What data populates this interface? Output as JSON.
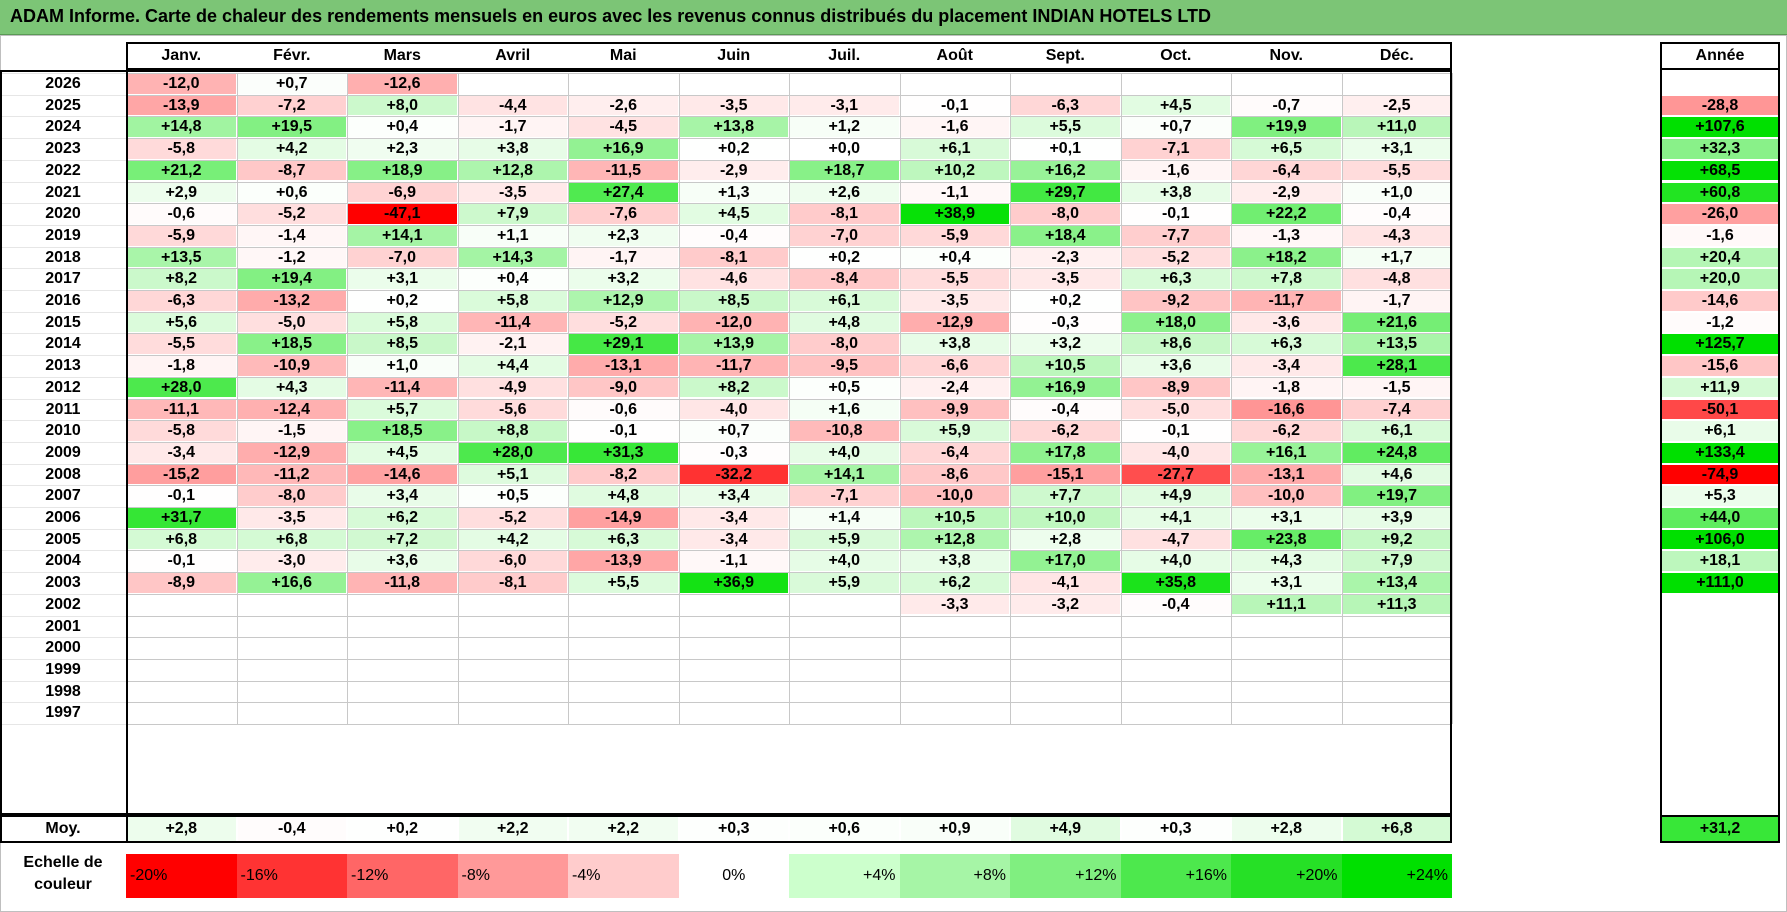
{
  "title": "ADAM Informe. Carte de chaleur des rendements mensuels en euros avec les revenus connus distribués du placement INDIAN HOTELS LTD",
  "colors": {
    "positive_max": "#00e000",
    "negative_max": "#ff0000",
    "neutral": "#ffffff",
    "title_bg": "#7cc576"
  },
  "chart_data": {
    "type": "heatmap",
    "title": "Carte de chaleur des rendements mensuels en euros",
    "columns": [
      "Janv.",
      "Févr.",
      "Mars",
      "Avril",
      "Mai",
      "Juin",
      "Juil.",
      "Août",
      "Sept.",
      "Oct.",
      "Nov.",
      "Déc."
    ],
    "year_column": "Année",
    "rows": [
      {
        "year": "2026",
        "months": [
          "-12,0",
          "+0,7",
          "-12,6",
          "",
          "",
          "",
          "",
          "",
          "",
          "",
          "",
          ""
        ],
        "annual": ""
      },
      {
        "year": "2025",
        "months": [
          "-13,9",
          "-7,2",
          "+8,0",
          "-4,4",
          "-2,6",
          "-3,5",
          "-3,1",
          "-0,1",
          "-6,3",
          "+4,5",
          "-0,7",
          "-2,5"
        ],
        "annual": "-28,8"
      },
      {
        "year": "2024",
        "months": [
          "+14,8",
          "+19,5",
          "+0,4",
          "-1,7",
          "-4,5",
          "+13,8",
          "+1,2",
          "-1,6",
          "+5,5",
          "+0,7",
          "+19,9",
          "+11,0"
        ],
        "annual": "+107,6"
      },
      {
        "year": "2023",
        "months": [
          "-5,8",
          "+4,2",
          "+2,3",
          "+3,8",
          "+16,9",
          "+0,2",
          "+0,0",
          "+6,1",
          "+0,1",
          "-7,1",
          "+6,5",
          "+3,1"
        ],
        "annual": "+32,3"
      },
      {
        "year": "2022",
        "months": [
          "+21,2",
          "-8,7",
          "+18,9",
          "+12,8",
          "-11,5",
          "-2,9",
          "+18,7",
          "+10,2",
          "+16,2",
          "-1,6",
          "-6,4",
          "-5,5"
        ],
        "annual": "+68,5"
      },
      {
        "year": "2021",
        "months": [
          "+2,9",
          "+0,6",
          "-6,9",
          "-3,5",
          "+27,4",
          "+1,3",
          "+2,6",
          "-1,1",
          "+29,7",
          "+3,8",
          "-2,9",
          "+1,0"
        ],
        "annual": "+60,8"
      },
      {
        "year": "2020",
        "months": [
          "-0,6",
          "-5,2",
          "-47,1",
          "+7,9",
          "-7,6",
          "+4,5",
          "-8,1",
          "+38,9",
          "-8,0",
          "-0,1",
          "+22,2",
          "-0,4"
        ],
        "annual": "-26,0"
      },
      {
        "year": "2019",
        "months": [
          "-5,9",
          "-1,4",
          "+14,1",
          "+1,1",
          "+2,3",
          "-0,4",
          "-7,0",
          "-5,9",
          "+18,4",
          "-7,7",
          "-1,3",
          "-4,3"
        ],
        "annual": "-1,6"
      },
      {
        "year": "2018",
        "months": [
          "+13,5",
          "-1,2",
          "-7,0",
          "+14,3",
          "-1,7",
          "-8,1",
          "+0,2",
          "+0,4",
          "-2,3",
          "-5,2",
          "+18,2",
          "+1,7"
        ],
        "annual": "+20,4"
      },
      {
        "year": "2017",
        "months": [
          "+8,2",
          "+19,4",
          "+3,1",
          "+0,4",
          "+3,2",
          "-4,6",
          "-8,4",
          "-5,5",
          "-3,5",
          "+6,3",
          "+7,8",
          "-4,8"
        ],
        "annual": "+20,0"
      },
      {
        "year": "2016",
        "months": [
          "-6,3",
          "-13,2",
          "+0,2",
          "+5,8",
          "+12,9",
          "+8,5",
          "+6,1",
          "-3,5",
          "+0,2",
          "-9,2",
          "-11,7",
          "-1,7"
        ],
        "annual": "-14,6"
      },
      {
        "year": "2015",
        "months": [
          "+5,6",
          "-5,0",
          "+5,8",
          "-11,4",
          "-5,2",
          "-12,0",
          "+4,8",
          "-12,9",
          "-0,3",
          "+18,0",
          "-3,6",
          "+21,6"
        ],
        "annual": "-1,2"
      },
      {
        "year": "2014",
        "months": [
          "-5,5",
          "+18,5",
          "+8,5",
          "-2,1",
          "+29,1",
          "+13,9",
          "-8,0",
          "+3,8",
          "+3,2",
          "+8,6",
          "+6,3",
          "+13,5"
        ],
        "annual": "+125,7"
      },
      {
        "year": "2013",
        "months": [
          "-1,8",
          "-10,9",
          "+1,0",
          "+4,4",
          "-13,1",
          "-11,7",
          "-9,5",
          "-6,6",
          "+10,5",
          "+3,6",
          "-3,4",
          "+28,1"
        ],
        "annual": "-15,6"
      },
      {
        "year": "2012",
        "months": [
          "+28,0",
          "+4,3",
          "-11,4",
          "-4,9",
          "-9,0",
          "+8,2",
          "+0,5",
          "-2,4",
          "+16,9",
          "-8,9",
          "-1,8",
          "-1,5"
        ],
        "annual": "+11,9"
      },
      {
        "year": "2011",
        "months": [
          "-11,1",
          "-12,4",
          "+5,7",
          "-5,6",
          "-0,6",
          "-4,0",
          "+1,6",
          "-9,9",
          "-0,4",
          "-5,0",
          "-16,6",
          "-7,4"
        ],
        "annual": "-50,1"
      },
      {
        "year": "2010",
        "months": [
          "-5,8",
          "-1,5",
          "+18,5",
          "+8,8",
          "-0,1",
          "+0,7",
          "-10,8",
          "+5,9",
          "-6,2",
          "-0,1",
          "-6,2",
          "+6,1"
        ],
        "annual": "+6,1"
      },
      {
        "year": "2009",
        "months": [
          "-3,4",
          "-12,9",
          "+4,5",
          "+28,0",
          "+31,3",
          "-0,3",
          "+4,0",
          "-6,4",
          "+17,8",
          "-4,0",
          "+16,1",
          "+24,8"
        ],
        "annual": "+133,4"
      },
      {
        "year": "2008",
        "months": [
          "-15,2",
          "-11,2",
          "-14,6",
          "+5,1",
          "-8,2",
          "-32,2",
          "+14,1",
          "-8,6",
          "-15,1",
          "-27,7",
          "-13,1",
          "+4,6"
        ],
        "annual": "-74,9"
      },
      {
        "year": "2007",
        "months": [
          "-0,1",
          "-8,0",
          "+3,4",
          "+0,5",
          "+4,8",
          "+3,4",
          "-7,1",
          "-10,0",
          "+7,7",
          "+4,9",
          "-10,0",
          "+19,7"
        ],
        "annual": "+5,3"
      },
      {
        "year": "2006",
        "months": [
          "+31,7",
          "-3,5",
          "+6,2",
          "-5,2",
          "-14,9",
          "-3,4",
          "+1,4",
          "+10,5",
          "+10,0",
          "+4,1",
          "+3,1",
          "+3,9"
        ],
        "annual": "+44,0"
      },
      {
        "year": "2005",
        "months": [
          "+6,8",
          "+6,8",
          "+7,2",
          "+4,2",
          "+6,3",
          "-3,4",
          "+5,9",
          "+12,8",
          "+2,8",
          "-4,7",
          "+23,8",
          "+9,2"
        ],
        "annual": "+106,0"
      },
      {
        "year": "2004",
        "months": [
          "-0,1",
          "-3,0",
          "+3,6",
          "-6,0",
          "-13,9",
          "-1,1",
          "+4,0",
          "+3,8",
          "+17,0",
          "+4,0",
          "+4,3",
          "+7,9"
        ],
        "annual": "+18,1"
      },
      {
        "year": "2003",
        "months": [
          "-8,9",
          "+16,6",
          "-11,8",
          "-8,1",
          "+5,5",
          "+36,9",
          "+5,9",
          "+6,2",
          "-4,1",
          "+35,8",
          "+3,1",
          "+13,4"
        ],
        "annual": "+111,0"
      },
      {
        "year": "2002",
        "months": [
          "",
          "",
          "",
          "",
          "",
          "",
          "",
          "-3,3",
          "-3,2",
          "-0,4",
          "+11,1",
          "+11,3"
        ],
        "annual": ""
      },
      {
        "year": "2001",
        "months": [
          "",
          "",
          "",
          "",
          "",
          "",
          "",
          "",
          "",
          "",
          "",
          ""
        ],
        "annual": ""
      },
      {
        "year": "2000",
        "months": [
          "",
          "",
          "",
          "",
          "",
          "",
          "",
          "",
          "",
          "",
          "",
          ""
        ],
        "annual": ""
      },
      {
        "year": "1999",
        "months": [
          "",
          "",
          "",
          "",
          "",
          "",
          "",
          "",
          "",
          "",
          "",
          ""
        ],
        "annual": ""
      },
      {
        "year": "1998",
        "months": [
          "",
          "",
          "",
          "",
          "",
          "",
          "",
          "",
          "",
          "",
          "",
          ""
        ],
        "annual": ""
      },
      {
        "year": "1997",
        "months": [
          "",
          "",
          "",
          "",
          "",
          "",
          "",
          "",
          "",
          "",
          "",
          ""
        ],
        "annual": ""
      }
    ],
    "average": {
      "label": "Moy.",
      "months": [
        "+2,8",
        "-0,4",
        "+0,2",
        "+2,2",
        "+2,2",
        "+0,3",
        "+0,6",
        "+0,9",
        "+4,9",
        "+0,3",
        "+2,8",
        "+6,8"
      ],
      "annual": "+31,2"
    },
    "scale": {
      "label": "Echelle de couleur",
      "values": [
        "-20%",
        "-16%",
        "-12%",
        "-8%",
        "-4%",
        "0%",
        "+4%",
        "+8%",
        "+12%",
        "+16%",
        "+20%",
        "+24%"
      ]
    }
  }
}
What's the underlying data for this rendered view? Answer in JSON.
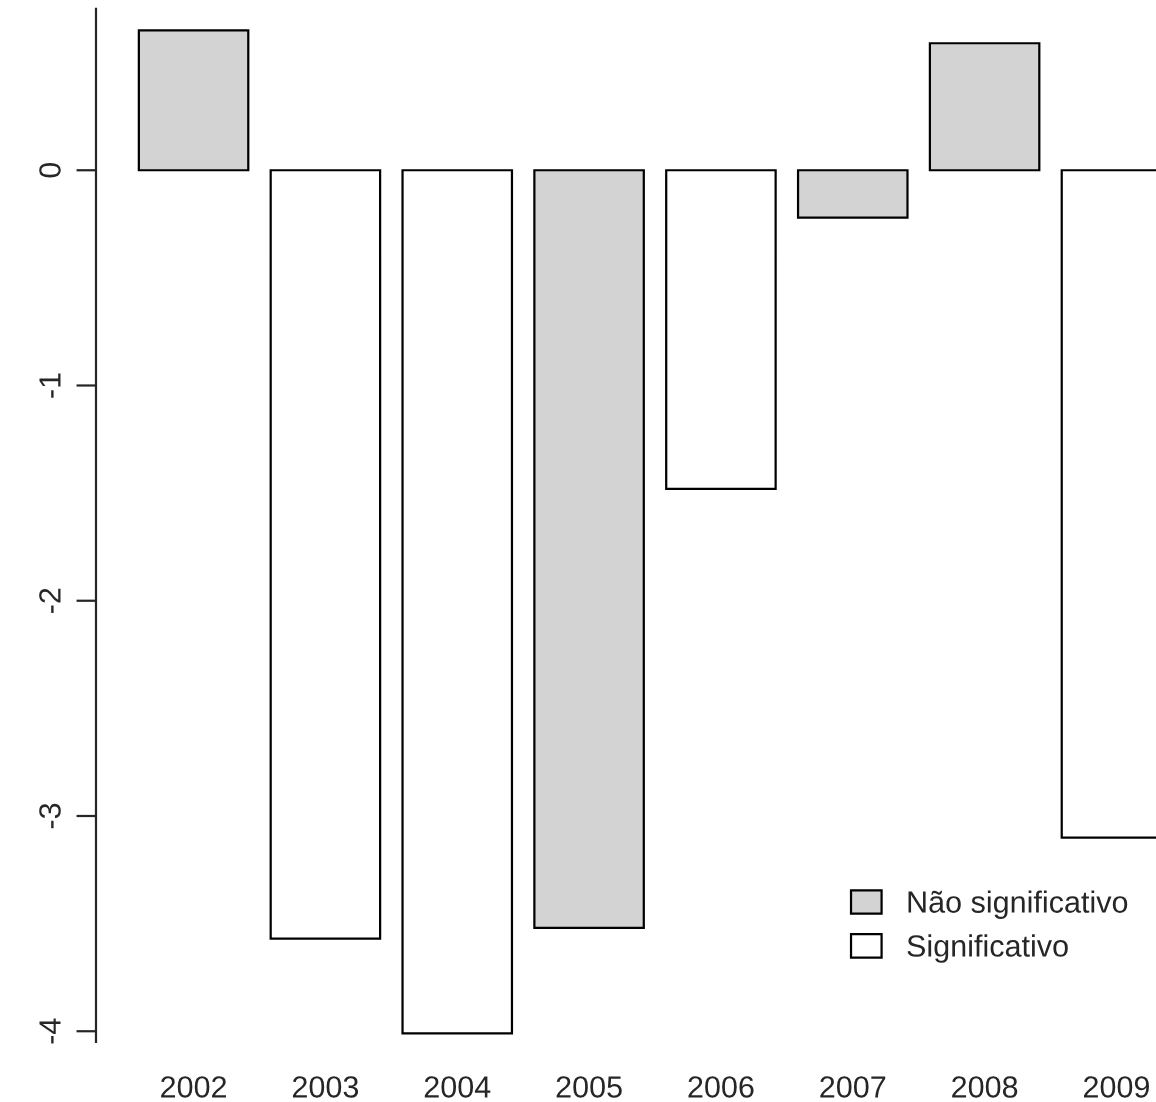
{
  "chart_data": {
    "type": "bar",
    "categories": [
      "2002",
      "2003",
      "2004",
      "2005",
      "2006",
      "2007",
      "2008",
      "2009"
    ],
    "series": [
      {
        "name": "Não significativo",
        "color": "#d3d3d3",
        "values": [
          0.65,
          null,
          null,
          -3.52,
          null,
          -0.22,
          0.59,
          null
        ]
      },
      {
        "name": "Significativo",
        "color": "#ffffff",
        "values": [
          null,
          -3.57,
          -4.01,
          null,
          -1.48,
          null,
          null,
          -3.1
        ]
      }
    ],
    "ylim": [
      -4.05,
      0.75
    ],
    "yticks": [
      0,
      -1,
      -2,
      -3,
      -4
    ],
    "grid": false,
    "legend": "bottom right"
  }
}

- PROBLEM STATEMENT -
Check every line of the listing for the string "mensuels" and report how many lines have it, as a number alone.

- COMPLETED TASK -
2